+++ DATA EXTRACT

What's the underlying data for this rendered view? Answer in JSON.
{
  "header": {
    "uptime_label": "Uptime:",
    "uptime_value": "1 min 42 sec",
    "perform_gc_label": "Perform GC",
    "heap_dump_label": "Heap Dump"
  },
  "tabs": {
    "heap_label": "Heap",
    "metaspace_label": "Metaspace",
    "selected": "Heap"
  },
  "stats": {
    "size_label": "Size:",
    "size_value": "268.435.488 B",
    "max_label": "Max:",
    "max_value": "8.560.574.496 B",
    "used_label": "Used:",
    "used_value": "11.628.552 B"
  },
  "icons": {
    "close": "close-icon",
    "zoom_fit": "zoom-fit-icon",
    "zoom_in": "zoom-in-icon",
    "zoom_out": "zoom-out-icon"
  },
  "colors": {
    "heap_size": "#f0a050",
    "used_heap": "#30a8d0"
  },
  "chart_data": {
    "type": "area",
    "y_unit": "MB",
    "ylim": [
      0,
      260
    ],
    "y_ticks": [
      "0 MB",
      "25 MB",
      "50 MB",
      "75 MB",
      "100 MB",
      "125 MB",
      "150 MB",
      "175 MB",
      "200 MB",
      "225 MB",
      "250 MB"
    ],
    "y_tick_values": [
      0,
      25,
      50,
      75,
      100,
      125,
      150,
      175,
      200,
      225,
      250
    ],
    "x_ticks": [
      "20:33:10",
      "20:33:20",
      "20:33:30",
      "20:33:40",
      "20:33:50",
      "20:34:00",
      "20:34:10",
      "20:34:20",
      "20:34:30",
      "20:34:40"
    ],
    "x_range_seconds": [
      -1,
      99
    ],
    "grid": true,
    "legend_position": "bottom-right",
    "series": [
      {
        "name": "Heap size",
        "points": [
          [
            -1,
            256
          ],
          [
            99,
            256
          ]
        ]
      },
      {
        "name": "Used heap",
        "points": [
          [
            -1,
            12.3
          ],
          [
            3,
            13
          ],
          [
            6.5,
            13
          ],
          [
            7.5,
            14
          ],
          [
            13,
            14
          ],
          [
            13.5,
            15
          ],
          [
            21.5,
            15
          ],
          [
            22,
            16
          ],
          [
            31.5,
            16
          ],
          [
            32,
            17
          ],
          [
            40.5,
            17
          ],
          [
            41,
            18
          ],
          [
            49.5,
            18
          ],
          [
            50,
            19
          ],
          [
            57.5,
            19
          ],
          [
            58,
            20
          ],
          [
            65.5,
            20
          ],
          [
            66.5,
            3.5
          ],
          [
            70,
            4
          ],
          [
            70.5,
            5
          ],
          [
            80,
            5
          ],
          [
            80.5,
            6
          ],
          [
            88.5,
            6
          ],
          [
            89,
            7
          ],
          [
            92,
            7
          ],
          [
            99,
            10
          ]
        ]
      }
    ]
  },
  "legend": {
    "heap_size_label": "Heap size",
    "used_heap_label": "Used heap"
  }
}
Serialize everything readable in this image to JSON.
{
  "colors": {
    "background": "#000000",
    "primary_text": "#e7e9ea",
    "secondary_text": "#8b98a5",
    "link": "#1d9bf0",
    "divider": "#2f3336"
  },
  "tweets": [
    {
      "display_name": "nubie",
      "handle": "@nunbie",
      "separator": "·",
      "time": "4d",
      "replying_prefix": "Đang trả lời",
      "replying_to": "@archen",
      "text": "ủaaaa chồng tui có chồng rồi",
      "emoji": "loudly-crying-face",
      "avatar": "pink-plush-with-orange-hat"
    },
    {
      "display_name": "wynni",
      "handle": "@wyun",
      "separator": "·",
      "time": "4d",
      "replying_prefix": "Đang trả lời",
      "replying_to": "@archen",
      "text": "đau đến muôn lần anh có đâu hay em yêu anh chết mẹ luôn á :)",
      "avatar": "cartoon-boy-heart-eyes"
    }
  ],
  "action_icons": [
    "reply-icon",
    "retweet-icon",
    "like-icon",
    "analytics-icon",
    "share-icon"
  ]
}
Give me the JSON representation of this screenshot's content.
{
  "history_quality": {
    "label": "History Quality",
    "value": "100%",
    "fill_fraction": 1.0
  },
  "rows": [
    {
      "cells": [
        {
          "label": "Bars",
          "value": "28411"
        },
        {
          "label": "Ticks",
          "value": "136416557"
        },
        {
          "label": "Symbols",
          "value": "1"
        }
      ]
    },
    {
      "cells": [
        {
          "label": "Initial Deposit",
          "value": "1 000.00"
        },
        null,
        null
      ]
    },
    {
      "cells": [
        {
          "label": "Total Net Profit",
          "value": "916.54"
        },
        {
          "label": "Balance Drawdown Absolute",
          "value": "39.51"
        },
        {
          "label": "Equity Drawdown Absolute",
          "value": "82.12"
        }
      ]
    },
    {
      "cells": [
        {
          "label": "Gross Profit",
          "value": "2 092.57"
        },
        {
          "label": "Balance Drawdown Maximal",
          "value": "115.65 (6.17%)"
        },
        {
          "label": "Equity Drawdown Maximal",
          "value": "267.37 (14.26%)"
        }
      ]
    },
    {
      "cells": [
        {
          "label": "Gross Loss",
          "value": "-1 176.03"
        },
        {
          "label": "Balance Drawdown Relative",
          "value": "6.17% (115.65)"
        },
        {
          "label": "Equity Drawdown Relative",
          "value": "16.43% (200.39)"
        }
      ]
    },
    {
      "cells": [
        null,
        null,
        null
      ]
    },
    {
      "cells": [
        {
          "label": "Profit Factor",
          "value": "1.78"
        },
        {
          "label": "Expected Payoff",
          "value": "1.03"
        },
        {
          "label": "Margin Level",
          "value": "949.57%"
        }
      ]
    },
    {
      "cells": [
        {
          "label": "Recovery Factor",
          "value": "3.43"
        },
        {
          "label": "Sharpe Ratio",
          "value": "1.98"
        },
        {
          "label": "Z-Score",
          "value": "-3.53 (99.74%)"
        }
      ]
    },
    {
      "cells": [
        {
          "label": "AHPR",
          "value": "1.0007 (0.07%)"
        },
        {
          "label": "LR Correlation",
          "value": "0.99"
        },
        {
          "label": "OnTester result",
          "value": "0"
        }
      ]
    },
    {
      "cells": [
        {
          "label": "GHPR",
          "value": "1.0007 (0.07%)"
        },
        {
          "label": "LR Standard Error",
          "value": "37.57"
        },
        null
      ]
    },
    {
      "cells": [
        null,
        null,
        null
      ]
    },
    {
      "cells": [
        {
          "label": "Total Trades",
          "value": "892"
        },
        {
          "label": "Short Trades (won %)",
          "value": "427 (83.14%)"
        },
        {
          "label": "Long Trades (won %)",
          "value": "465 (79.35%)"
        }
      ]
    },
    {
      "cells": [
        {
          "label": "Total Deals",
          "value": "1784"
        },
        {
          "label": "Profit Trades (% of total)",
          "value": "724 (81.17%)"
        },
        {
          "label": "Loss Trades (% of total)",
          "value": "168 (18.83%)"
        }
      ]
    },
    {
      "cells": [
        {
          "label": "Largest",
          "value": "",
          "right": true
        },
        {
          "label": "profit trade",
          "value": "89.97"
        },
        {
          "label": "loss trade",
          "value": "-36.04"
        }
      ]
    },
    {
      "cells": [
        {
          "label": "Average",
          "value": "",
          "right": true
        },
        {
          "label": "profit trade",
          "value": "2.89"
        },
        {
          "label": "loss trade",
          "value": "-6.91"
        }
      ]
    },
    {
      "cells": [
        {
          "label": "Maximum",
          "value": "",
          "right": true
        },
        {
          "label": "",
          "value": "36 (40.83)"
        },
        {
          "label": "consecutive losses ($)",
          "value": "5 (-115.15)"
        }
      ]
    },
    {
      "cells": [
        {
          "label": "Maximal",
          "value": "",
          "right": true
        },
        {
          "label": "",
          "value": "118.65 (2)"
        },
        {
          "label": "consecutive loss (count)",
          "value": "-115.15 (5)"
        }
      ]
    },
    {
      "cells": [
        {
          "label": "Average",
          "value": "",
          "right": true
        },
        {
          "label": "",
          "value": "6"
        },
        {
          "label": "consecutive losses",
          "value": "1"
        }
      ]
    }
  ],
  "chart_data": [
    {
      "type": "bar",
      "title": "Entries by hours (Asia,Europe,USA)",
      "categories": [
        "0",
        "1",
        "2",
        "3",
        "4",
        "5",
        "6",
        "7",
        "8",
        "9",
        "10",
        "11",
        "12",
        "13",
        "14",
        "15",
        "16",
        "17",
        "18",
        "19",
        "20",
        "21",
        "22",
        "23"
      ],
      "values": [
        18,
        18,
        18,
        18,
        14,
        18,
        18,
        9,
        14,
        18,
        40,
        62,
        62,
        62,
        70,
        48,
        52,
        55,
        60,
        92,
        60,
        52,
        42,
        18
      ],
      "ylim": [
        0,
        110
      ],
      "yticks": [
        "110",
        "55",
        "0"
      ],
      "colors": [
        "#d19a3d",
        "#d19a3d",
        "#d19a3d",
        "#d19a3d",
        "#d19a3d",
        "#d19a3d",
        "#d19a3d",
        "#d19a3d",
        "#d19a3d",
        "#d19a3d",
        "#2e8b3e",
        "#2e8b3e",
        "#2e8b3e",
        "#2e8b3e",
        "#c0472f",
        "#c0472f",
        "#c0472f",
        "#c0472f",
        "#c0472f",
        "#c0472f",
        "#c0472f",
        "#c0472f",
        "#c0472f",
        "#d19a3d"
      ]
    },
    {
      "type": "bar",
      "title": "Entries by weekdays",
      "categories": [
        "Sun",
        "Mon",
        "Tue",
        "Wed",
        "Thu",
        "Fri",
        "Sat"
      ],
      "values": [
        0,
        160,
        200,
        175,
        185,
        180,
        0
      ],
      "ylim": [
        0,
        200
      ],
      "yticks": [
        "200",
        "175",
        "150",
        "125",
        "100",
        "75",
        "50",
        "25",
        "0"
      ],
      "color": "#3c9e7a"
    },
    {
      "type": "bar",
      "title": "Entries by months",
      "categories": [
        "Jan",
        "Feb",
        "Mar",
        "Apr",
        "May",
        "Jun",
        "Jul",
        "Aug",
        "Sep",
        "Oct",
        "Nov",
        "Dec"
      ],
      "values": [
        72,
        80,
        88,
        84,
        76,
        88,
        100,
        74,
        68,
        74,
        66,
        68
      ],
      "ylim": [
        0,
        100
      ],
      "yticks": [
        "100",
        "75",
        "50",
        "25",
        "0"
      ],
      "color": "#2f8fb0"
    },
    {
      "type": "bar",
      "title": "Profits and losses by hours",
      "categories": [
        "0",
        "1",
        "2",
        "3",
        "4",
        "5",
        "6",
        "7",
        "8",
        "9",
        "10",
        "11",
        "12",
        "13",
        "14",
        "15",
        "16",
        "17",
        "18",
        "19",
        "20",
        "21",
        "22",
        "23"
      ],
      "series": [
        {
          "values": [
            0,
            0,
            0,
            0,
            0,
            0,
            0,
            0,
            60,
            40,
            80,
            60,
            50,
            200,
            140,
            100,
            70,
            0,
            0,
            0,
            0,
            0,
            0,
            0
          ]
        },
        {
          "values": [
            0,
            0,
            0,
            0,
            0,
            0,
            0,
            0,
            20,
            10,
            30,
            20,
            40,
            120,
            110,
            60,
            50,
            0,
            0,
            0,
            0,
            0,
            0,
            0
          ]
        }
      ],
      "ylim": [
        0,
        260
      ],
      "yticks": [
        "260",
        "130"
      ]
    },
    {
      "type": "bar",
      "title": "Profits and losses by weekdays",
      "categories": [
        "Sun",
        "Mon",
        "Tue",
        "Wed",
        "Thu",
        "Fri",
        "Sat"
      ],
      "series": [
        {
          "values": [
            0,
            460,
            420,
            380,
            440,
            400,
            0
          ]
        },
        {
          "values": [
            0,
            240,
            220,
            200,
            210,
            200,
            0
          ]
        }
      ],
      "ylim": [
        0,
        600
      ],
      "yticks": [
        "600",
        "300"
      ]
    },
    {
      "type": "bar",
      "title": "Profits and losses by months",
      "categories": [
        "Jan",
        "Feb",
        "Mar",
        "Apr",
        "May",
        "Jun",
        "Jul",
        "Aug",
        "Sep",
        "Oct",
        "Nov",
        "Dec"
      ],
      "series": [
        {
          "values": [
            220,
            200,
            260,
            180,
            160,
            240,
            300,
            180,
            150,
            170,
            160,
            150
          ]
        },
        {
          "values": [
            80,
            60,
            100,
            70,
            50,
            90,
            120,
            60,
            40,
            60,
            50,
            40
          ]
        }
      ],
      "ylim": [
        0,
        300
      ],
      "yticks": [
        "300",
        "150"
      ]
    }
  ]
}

++++++

== CHALLENGE ==
Wherever the word "hours" occurs in a line of the listing, copy that line.

== ANSWER TO THIS TASK ==
      "title": "Entries by hours (Asia,Europe,USA)",
      "title": "Profits and losses by hours",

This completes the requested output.